__Work instructions__. Each entry here needs to be set down again exactly, please; pictures are left out.

─── Entries ───

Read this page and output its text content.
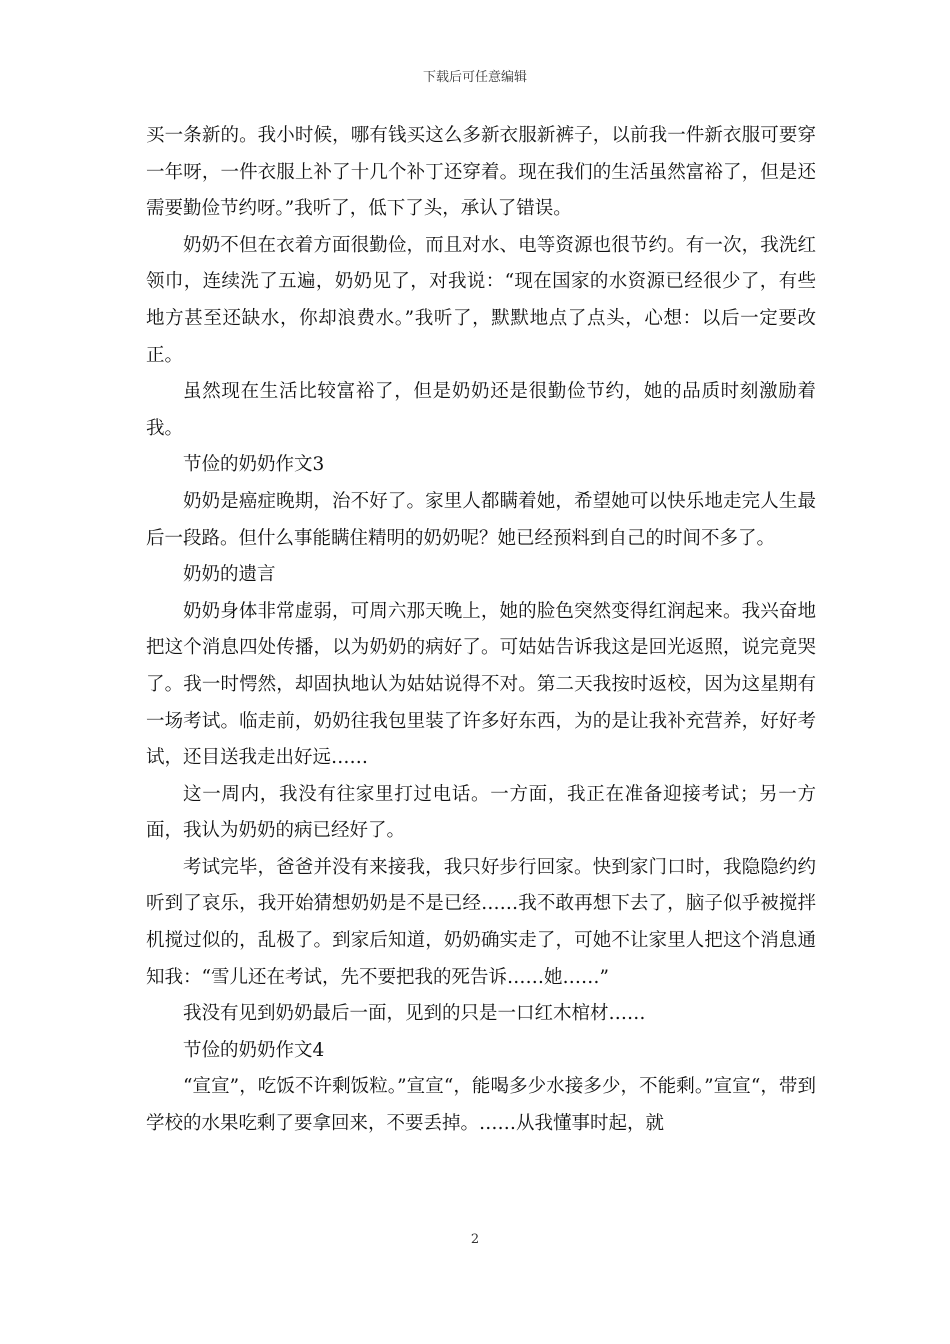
下载后可任意编辑

买一条新的。我小时候，哪有钱买这么多新衣服新裤子，以前我一件新衣服可要穿一年呀，一件衣服上补了十几个补丁还穿着。现在我们的生活虽然富裕了，但是还需要勤俭节约呀。”我听了，低下了头，承认了错误。

奶奶不但在衣着方面很勤俭，而且对水、电等资源也很节约。有一次，我洗红领巾，连续洗了五遍，奶奶见了，对我说：“现在国家的水资源已经很少了，有些地方甚至还缺水，你却浪费水。”我听了，默默地点了点头，心想：以后一定要改正。

虽然现在生活比较富裕了，但是奶奶还是很勤俭节约，她的品质时刻激励着我。

节俭的奶奶作文3

奶奶是癌症晚期，治不好了。家里人都瞒着她，希望她可以快乐地走完人生最后一段路。但什么事能瞒住精明的奶奶呢？她已经预料到自己的时间不多了。

奶奶的遗言

奶奶身体非常虚弱，可周六那天晚上，她的脸色突然变得红润起来。我兴奋地把这个消息四处传播，以为奶奶的病好了。可姑姑告诉我这是回光返照，说完竟哭了。我一时愕然，却固执地认为姑姑说得不对。第二天我按时返校，因为这星期有一场考试。临走前，奶奶往我包里装了许多好东西，为的是让我补充营养，好好考试，还目送我走出好远……

这一周内，我没有往家里打过电话。一方面，我正在准备迎接考试；另一方面，我认为奶奶的病已经好了。

考试完毕，爸爸并没有来接我，我只好步行回家。快到家门口时，我隐隐约约听到了哀乐，我开始猜想奶奶是不是已经……我不敢再想下去了，脑子似乎被搅拌机搅过似的，乱极了。到家后知道，奶奶确实走了，可她不让家里人把这个消息通知我：“雪儿还在考试，先不要把我的死告诉……她……”

我没有见到奶奶最后一面，见到的只是一口红木棺材……

节俭的奶奶作文4

“宣宣”，吃饭不许剩饭粒。”宣宣“，能喝多少水接多少，不能剩。”宣宣“，带到学校的水果吃剩了要拿回来，不要丢掉。……从我懂事时起，就

2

───

__Written solution__.
Read this page and output its text content.
下载后可任意编辑

买一条新的。我小时候，哪有钱买这么多新衣服新裤子，以前我一件新衣服可要穿一年呀，一件衣服上补了十几个补丁还穿着。现在我们的生活虽然富裕了，但是还需要勤俭节约呀。”我听了，低下了头，承认了错误。

奶奶不但在衣着方面很勤俭，而且对水、电等资源也很节约。有一次，我洗红领巾，连续洗了五遍，奶奶见了，对我说：“现在国家的水资源已经很少了，有些地方甚至还缺水，你却浪费水。”我听了，默默地点了点头，心想：以后一定要改正。

虽然现在生活比较富裕了，但是奶奶还是很勤俭节约，她的品质时刻激励着我。

节俭的奶奶作文3

奶奶是癌症晚期，治不好了。家里人都瞒着她，希望她可以快乐地走完人生最后一段路。但什么事能瞒住精明的奶奶呢？她已经预料到自己的时间不多了。

奶奶的遗言

奶奶身体非常虚弱，可周六那天晚上，她的脸色突然变得红润起来。我兴奋地把这个消息四处传播，以为奶奶的病好了。可姑姑告诉我这是回光返照，说完竟哭了。我一时愕然，却固执地认为姑姑说得不对。第二天我按时返校，因为这星期有一场考试。临走前，奶奶往我包里装了许多好东西，为的是让我补充营养，好好考试，还目送我走出好远……

这一周内，我没有往家里打过电话。一方面，我正在准备迎接考试；另一方面，我认为奶奶的病已经好了。

考试完毕，爸爸并没有来接我，我只好步行回家。快到家门口时，我隐隐约约听到了哀乐，我开始猜想奶奶是不是已经……我不敢再想下去了，脑子似乎被搅拌机搅过似的，乱极了。到家后知道，奶奶确实走了，可她不让家里人把这个消息通知我：“雪儿还在考试，先不要把我的死告诉……她……”

我没有见到奶奶最后一面，见到的只是一口红木棺材……

节俭的奶奶作文4

“宣宣”，吃饭不许剩饭粒。”宣宣“，能喝多少水接多少，不能剩。”宣宣“，带到学校的水果吃剩了要拿回来，不要丢掉。……从我懂事时起，就

2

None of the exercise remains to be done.